## Required task
Write out every line of the records below verbatim, leaving out the pictures.

>> start Input data

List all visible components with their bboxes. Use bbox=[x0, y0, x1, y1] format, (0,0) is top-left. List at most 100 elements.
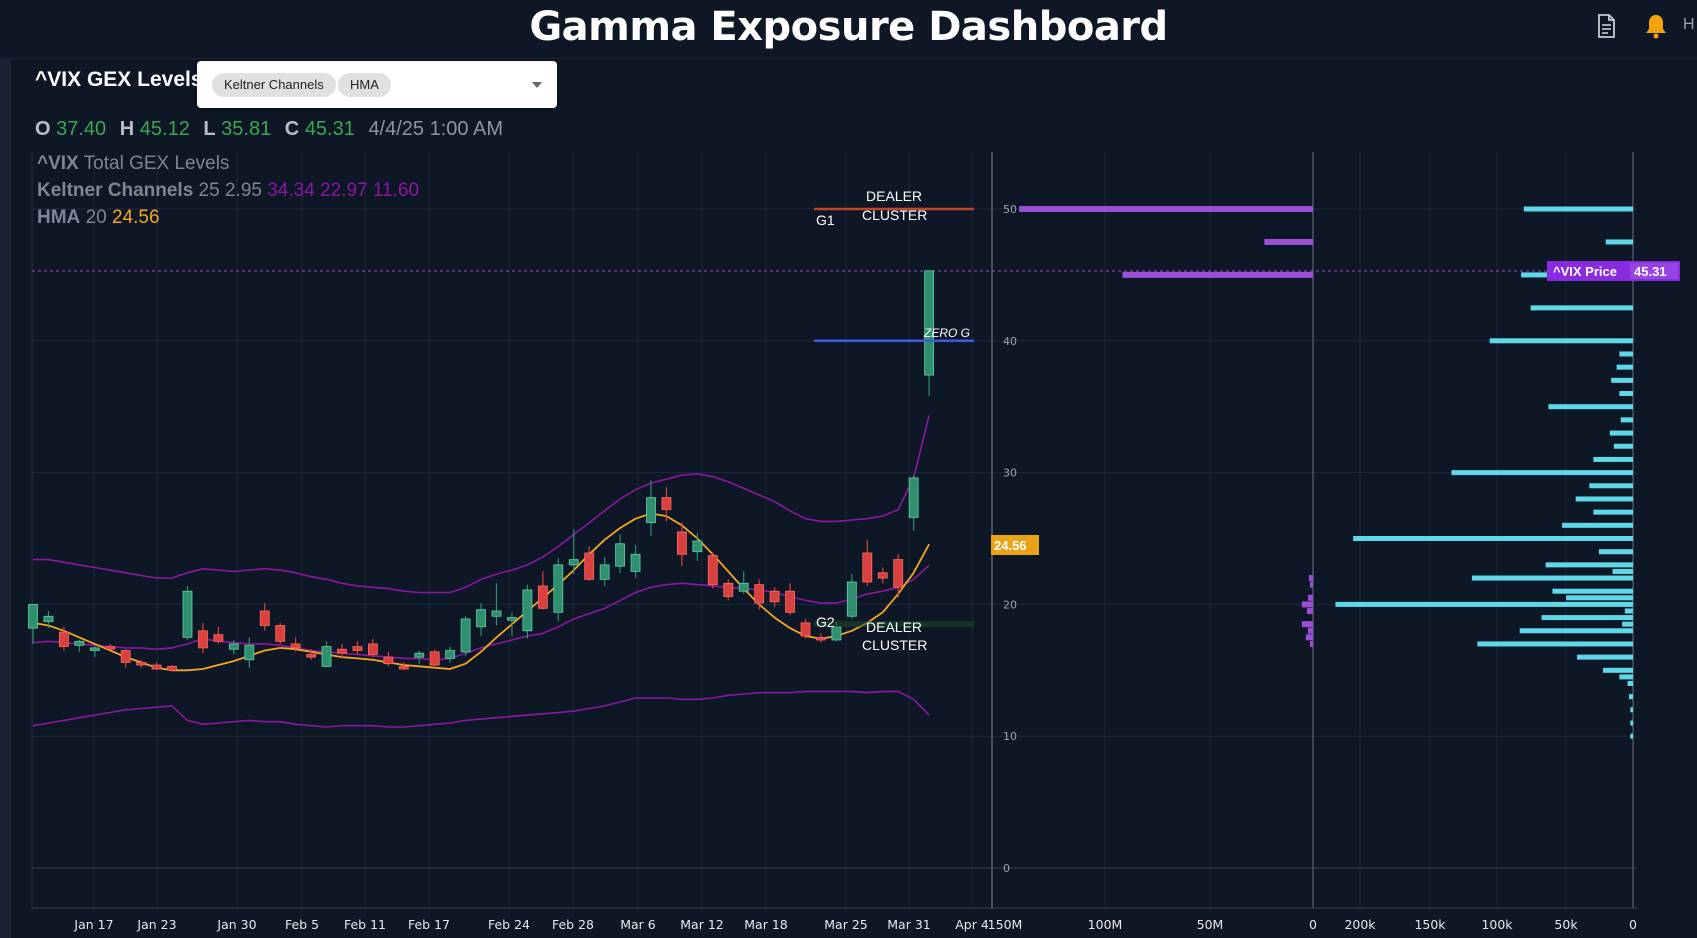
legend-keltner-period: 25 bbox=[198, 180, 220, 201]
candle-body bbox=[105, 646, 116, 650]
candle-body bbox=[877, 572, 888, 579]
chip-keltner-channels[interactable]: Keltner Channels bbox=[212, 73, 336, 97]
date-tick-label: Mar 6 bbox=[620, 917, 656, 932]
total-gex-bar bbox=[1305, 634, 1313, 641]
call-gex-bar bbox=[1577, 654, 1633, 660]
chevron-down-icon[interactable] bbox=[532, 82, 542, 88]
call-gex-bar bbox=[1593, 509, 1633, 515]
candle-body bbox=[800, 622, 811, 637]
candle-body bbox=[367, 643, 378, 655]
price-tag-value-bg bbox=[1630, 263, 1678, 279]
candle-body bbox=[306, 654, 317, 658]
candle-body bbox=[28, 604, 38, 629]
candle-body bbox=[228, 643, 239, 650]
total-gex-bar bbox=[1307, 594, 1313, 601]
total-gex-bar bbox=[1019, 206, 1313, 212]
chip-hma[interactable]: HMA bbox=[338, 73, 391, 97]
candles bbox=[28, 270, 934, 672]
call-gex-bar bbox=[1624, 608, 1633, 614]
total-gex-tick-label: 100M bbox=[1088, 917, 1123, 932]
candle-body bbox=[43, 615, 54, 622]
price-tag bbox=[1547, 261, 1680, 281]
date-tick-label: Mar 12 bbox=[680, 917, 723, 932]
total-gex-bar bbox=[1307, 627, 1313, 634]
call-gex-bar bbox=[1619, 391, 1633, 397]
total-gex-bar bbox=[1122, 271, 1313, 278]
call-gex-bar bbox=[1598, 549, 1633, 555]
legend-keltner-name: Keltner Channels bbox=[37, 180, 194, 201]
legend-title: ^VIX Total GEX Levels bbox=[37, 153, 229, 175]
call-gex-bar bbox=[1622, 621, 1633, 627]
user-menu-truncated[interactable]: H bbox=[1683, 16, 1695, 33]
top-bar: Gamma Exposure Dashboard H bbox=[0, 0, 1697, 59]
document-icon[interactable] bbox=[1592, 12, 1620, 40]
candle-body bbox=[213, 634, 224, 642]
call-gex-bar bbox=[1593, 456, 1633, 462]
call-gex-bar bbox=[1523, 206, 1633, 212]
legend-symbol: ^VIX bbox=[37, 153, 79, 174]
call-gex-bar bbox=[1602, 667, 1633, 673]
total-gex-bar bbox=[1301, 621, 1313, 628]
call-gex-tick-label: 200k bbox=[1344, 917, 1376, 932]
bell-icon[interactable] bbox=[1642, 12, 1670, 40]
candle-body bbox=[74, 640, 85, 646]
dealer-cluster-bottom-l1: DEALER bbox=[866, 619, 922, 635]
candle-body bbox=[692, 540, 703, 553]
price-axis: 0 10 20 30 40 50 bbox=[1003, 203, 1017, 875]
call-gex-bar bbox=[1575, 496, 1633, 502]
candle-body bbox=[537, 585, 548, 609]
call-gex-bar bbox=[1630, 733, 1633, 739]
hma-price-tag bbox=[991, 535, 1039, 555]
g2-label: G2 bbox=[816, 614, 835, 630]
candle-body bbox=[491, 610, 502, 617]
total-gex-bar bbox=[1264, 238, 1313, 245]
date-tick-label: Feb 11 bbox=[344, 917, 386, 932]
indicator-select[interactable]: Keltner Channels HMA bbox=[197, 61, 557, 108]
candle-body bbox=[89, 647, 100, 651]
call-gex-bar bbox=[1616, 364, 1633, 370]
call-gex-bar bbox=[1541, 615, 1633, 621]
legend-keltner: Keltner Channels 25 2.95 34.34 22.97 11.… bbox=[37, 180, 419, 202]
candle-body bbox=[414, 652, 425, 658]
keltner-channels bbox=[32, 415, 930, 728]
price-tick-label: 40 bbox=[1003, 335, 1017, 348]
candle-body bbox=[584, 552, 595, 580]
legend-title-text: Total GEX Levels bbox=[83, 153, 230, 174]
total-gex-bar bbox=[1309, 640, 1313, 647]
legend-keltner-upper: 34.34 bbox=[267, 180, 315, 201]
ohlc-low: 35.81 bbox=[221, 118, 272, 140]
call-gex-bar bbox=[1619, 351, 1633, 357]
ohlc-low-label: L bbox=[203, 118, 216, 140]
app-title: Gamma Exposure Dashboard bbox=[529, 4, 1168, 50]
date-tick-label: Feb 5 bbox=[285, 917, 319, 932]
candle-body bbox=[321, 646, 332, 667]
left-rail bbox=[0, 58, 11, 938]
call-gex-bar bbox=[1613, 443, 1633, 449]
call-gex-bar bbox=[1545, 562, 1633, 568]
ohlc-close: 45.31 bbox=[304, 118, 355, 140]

>> end Input data

## Answer below
List all visible components with their bboxes. Use bbox=[x0, y0, x1, y1] format, (0,0) is top-left. List at most 100 elements.
legend-keltner-period: 25 bbox=[198, 180, 220, 201]
candle-body bbox=[105, 646, 116, 650]
candle-body bbox=[877, 572, 888, 579]
chip-keltner-channels[interactable]: Keltner Channels bbox=[212, 73, 336, 97]
date-tick-label: Mar 6 bbox=[620, 917, 656, 932]
total-gex-bar bbox=[1305, 634, 1313, 641]
call-gex-bar bbox=[1577, 654, 1633, 660]
chevron-down-icon[interactable] bbox=[532, 82, 542, 88]
call-gex-bar bbox=[1593, 509, 1633, 515]
candle-body bbox=[800, 622, 811, 637]
candle-body bbox=[367, 643, 378, 655]
price-tag-value-bg bbox=[1630, 263, 1678, 279]
candle-body bbox=[306, 654, 317, 658]
candle-body bbox=[28, 604, 38, 629]
candle-body bbox=[228, 643, 239, 650]
total-gex-bar bbox=[1307, 594, 1313, 601]
total-gex-bar bbox=[1019, 206, 1313, 212]
chip-hma[interactable]: HMA bbox=[338, 73, 391, 97]
candles bbox=[28, 270, 934, 672]
call-gex-bar bbox=[1624, 608, 1633, 614]
total-gex-tick-label: 100M bbox=[1088, 917, 1123, 932]
candle-body bbox=[43, 615, 54, 622]
price-tag bbox=[1547, 261, 1680, 281]
date-tick-label: Mar 12 bbox=[680, 917, 723, 932]
total-gex-bar bbox=[1307, 627, 1313, 634]
call-gex-bar bbox=[1619, 391, 1633, 397]
total-gex-bar bbox=[1122, 271, 1313, 278]
call-gex-bar bbox=[1598, 549, 1633, 555]
legend-keltner-name: Keltner Channels bbox=[37, 180, 194, 201]
legend-title: ^VIX Total GEX Levels bbox=[37, 153, 229, 175]
call-gex-bar bbox=[1622, 621, 1633, 627]
user-menu-truncated[interactable]: H bbox=[1683, 16, 1695, 33]
top-bar: Gamma Exposure Dashboard H bbox=[0, 0, 1697, 59]
document-icon[interactable] bbox=[1592, 12, 1620, 40]
candle-body bbox=[213, 634, 224, 642]
call-gex-bar bbox=[1593, 456, 1633, 462]
call-gex-bar bbox=[1523, 206, 1633, 212]
legend-symbol: ^VIX bbox=[37, 153, 79, 174]
call-gex-bar bbox=[1602, 667, 1633, 673]
total-gex-bar bbox=[1301, 621, 1313, 628]
call-gex-tick-label: 200k bbox=[1344, 917, 1376, 932]
bell-icon[interactable] bbox=[1642, 12, 1670, 40]
candle-body bbox=[74, 640, 85, 646]
dealer-cluster-bottom-l1: DEALER bbox=[866, 619, 922, 635]
candle-body bbox=[692, 540, 703, 553]
price-axis: 0 10 20 30 40 50 bbox=[1003, 203, 1017, 875]
call-gex-bar bbox=[1575, 496, 1633, 502]
candle-body bbox=[537, 585, 548, 609]
call-gex-bar bbox=[1630, 733, 1633, 739]
hma-price-tag bbox=[991, 535, 1039, 555]
g2-label: G2 bbox=[816, 614, 835, 630]
candle-body bbox=[491, 610, 502, 617]
total-gex-bar bbox=[1264, 238, 1313, 245]
date-tick-label: Feb 11 bbox=[344, 917, 386, 932]
indicator-select[interactable]: Keltner Channels HMA bbox=[197, 61, 557, 108]
candle-body bbox=[89, 647, 100, 651]
call-gex-bar bbox=[1616, 364, 1633, 370]
call-gex-bar bbox=[1541, 615, 1633, 621]
legend-keltner: Keltner Channels 25 2.95 34.34 22.97 11.… bbox=[37, 180, 419, 202]
candle-body bbox=[414, 652, 425, 658]
keltner-channels bbox=[32, 415, 930, 728]
price-tick-label: 40 bbox=[1003, 335, 1017, 348]
candle-body bbox=[584, 552, 595, 580]
legend-title-text: Total GEX Levels bbox=[83, 153, 230, 174]
total-gex-bar bbox=[1309, 640, 1313, 647]
legend-keltner-upper: 34.34 bbox=[267, 180, 315, 201]
ohlc-low: 35.81 bbox=[221, 118, 272, 140]
call-gex-bar bbox=[1619, 351, 1633, 357]
ohlc-low-label: L bbox=[203, 118, 216, 140]
app-title: Gamma Exposure Dashboard bbox=[529, 4, 1168, 50]
date-tick-label: Feb 5 bbox=[285, 917, 319, 932]
candle-body bbox=[321, 646, 332, 667]
left-rail bbox=[0, 58, 11, 938]
call-gex-bar bbox=[1613, 443, 1633, 449]
call-gex-bar bbox=[1545, 562, 1633, 568]
ohlc-close: 45.31 bbox=[304, 118, 355, 140]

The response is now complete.